___ INPUT ROWS

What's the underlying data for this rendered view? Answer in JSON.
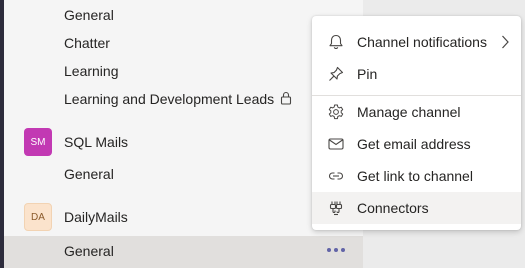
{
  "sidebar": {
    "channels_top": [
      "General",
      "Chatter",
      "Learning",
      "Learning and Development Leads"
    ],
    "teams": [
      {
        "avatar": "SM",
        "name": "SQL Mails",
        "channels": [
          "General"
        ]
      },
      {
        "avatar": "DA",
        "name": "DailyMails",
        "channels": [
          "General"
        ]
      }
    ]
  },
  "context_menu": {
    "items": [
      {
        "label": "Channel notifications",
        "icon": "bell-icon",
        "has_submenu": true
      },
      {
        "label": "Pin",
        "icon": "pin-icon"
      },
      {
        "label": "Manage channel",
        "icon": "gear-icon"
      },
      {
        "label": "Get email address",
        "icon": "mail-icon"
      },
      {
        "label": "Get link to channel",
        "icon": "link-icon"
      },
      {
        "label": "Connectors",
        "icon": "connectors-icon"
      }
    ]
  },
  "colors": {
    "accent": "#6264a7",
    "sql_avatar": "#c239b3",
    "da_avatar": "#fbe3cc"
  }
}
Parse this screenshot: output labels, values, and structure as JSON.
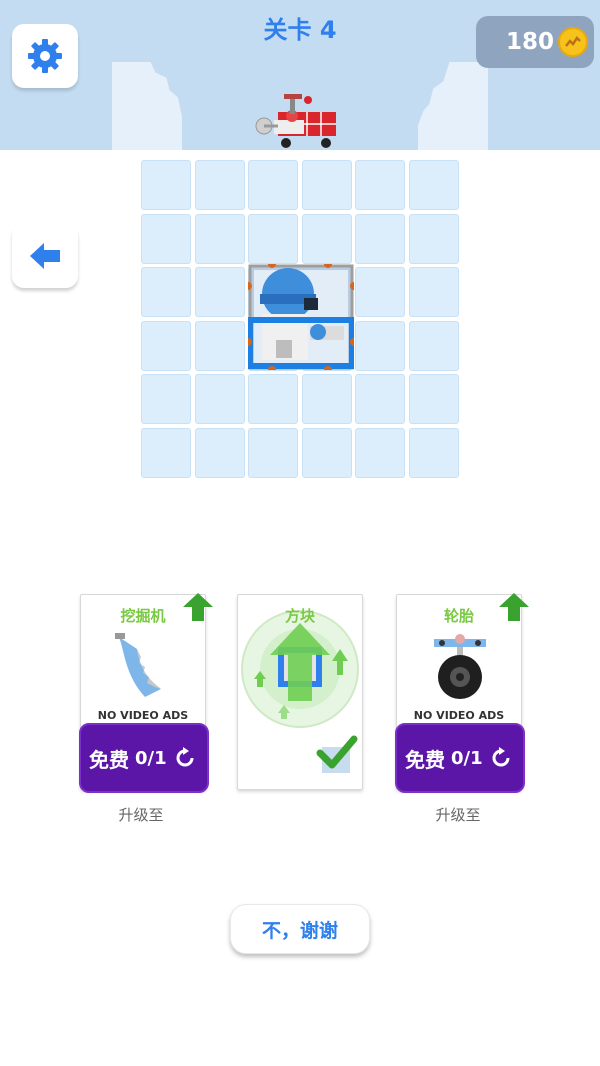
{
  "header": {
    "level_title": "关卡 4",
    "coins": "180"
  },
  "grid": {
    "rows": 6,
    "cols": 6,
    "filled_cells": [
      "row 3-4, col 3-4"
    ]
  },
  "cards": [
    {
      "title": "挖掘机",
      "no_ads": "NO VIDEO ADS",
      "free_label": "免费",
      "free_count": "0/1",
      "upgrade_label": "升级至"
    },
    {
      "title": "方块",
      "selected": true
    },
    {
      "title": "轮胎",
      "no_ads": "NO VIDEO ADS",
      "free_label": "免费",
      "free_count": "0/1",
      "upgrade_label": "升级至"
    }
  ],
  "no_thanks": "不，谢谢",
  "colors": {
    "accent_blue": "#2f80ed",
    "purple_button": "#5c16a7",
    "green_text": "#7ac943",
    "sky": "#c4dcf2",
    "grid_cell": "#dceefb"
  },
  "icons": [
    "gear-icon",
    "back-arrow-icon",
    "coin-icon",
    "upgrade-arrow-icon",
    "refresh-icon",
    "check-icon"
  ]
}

______

Give every line of the material that includes the string "JSON".

What's the underlying data for this rendered view? Answer in JSON.
Parse this screenshot: output labels, values, and structure as JSON.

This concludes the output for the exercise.